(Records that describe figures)
(begin)

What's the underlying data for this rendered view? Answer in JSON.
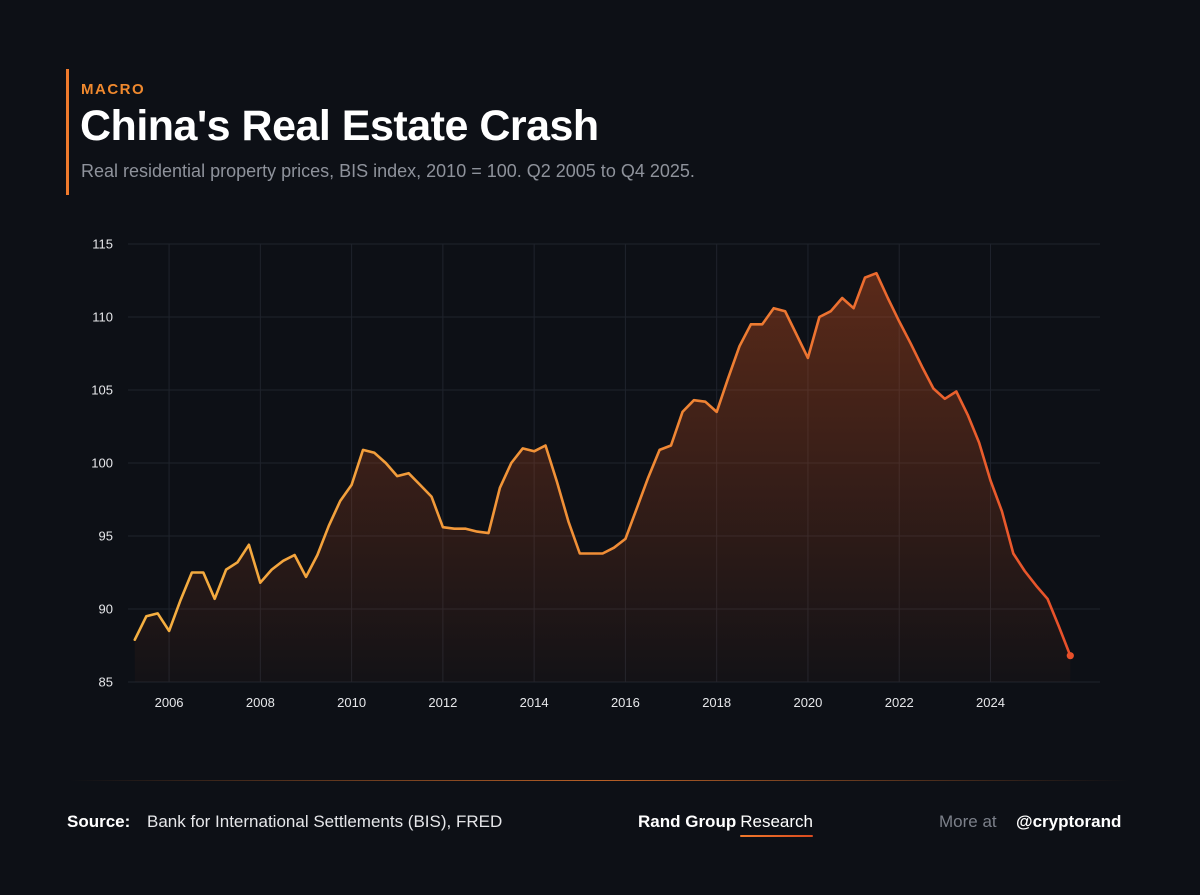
{
  "header": {
    "kicker": "MACRO",
    "title": "China's Real Estate Crash",
    "subtitle": "Real residential property prices, BIS index, 2010 = 100. Q2 2005 to Q4 2025."
  },
  "footer": {
    "source_label": "Source:",
    "source_text": "Bank for International Settlements (BIS), FRED",
    "brand_name": "Rand Group",
    "brand_sub": "Research",
    "more_label": "More at",
    "handle": "@cryptorand"
  },
  "colors": {
    "background": "#0d1016",
    "accent": "#f07a2c",
    "line_start": "#f5b041",
    "line_end": "#e8502a",
    "grid": "#1f232c",
    "tick_text": "#e6e7ea"
  },
  "chart_data": {
    "type": "area",
    "title": "China's Real Estate Crash",
    "xlabel": "",
    "ylabel": "",
    "ylim": [
      85,
      115
    ],
    "xlim": [
      2005.1,
      2026.4
    ],
    "grid": true,
    "yticks": [
      85,
      90,
      95,
      100,
      105,
      110,
      115
    ],
    "xticks": [
      2006,
      2008,
      2010,
      2012,
      2014,
      2016,
      2018,
      2020,
      2022,
      2024
    ],
    "series": [
      {
        "name": "Real residential property prices (BIS index, 2010 = 100)",
        "x": [
          2005.25,
          2005.5,
          2005.75,
          2006.0,
          2006.25,
          2006.5,
          2006.75,
          2007.0,
          2007.25,
          2007.5,
          2007.75,
          2008.0,
          2008.25,
          2008.5,
          2008.75,
          2009.0,
          2009.25,
          2009.5,
          2009.75,
          2010.0,
          2010.25,
          2010.5,
          2010.75,
          2011.0,
          2011.25,
          2011.5,
          2011.75,
          2012.0,
          2012.25,
          2012.5,
          2012.75,
          2013.0,
          2013.25,
          2013.5,
          2013.75,
          2014.0,
          2014.25,
          2014.5,
          2014.75,
          2015.0,
          2015.25,
          2015.5,
          2015.75,
          2016.0,
          2016.25,
          2016.5,
          2016.75,
          2017.0,
          2017.25,
          2017.5,
          2017.75,
          2018.0,
          2018.25,
          2018.5,
          2018.75,
          2019.0,
          2019.25,
          2019.5,
          2019.75,
          2020.0,
          2020.25,
          2020.5,
          2020.75,
          2021.0,
          2021.25,
          2021.5,
          2021.75,
          2022.0,
          2022.25,
          2022.5,
          2022.75,
          2023.0,
          2023.25,
          2023.5,
          2023.75,
          2024.0,
          2024.25,
          2024.5,
          2024.75,
          2025.0,
          2025.25,
          2025.5,
          2025.75
        ],
        "values": [
          87.9,
          89.5,
          89.7,
          88.5,
          90.6,
          92.5,
          92.5,
          90.7,
          92.7,
          93.2,
          94.4,
          91.8,
          92.7,
          93.3,
          93.7,
          92.2,
          93.7,
          95.7,
          97.4,
          98.5,
          100.9,
          100.7,
          100.0,
          99.1,
          99.3,
          98.5,
          97.7,
          95.6,
          95.5,
          95.5,
          95.3,
          95.2,
          98.3,
          100.0,
          101.0,
          100.8,
          101.2,
          98.7,
          96.0,
          93.8,
          93.8,
          93.8,
          94.2,
          94.8,
          96.9,
          99.0,
          100.9,
          101.2,
          103.5,
          104.3,
          104.2,
          103.5,
          105.8,
          108.0,
          109.5,
          109.5,
          110.6,
          110.4,
          108.8,
          107.2,
          110.0,
          110.4,
          111.3,
          110.6,
          112.7,
          113.0,
          111.3,
          109.7,
          108.2,
          106.6,
          105.1,
          104.4,
          104.9,
          103.3,
          101.4,
          98.8,
          96.7,
          93.8,
          92.6,
          91.6,
          90.7,
          88.8,
          86.8
        ]
      }
    ]
  }
}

(end)

Exercise prompt -
State the number of lines above that hold the string "property", with nothing added.

Exercise result -
2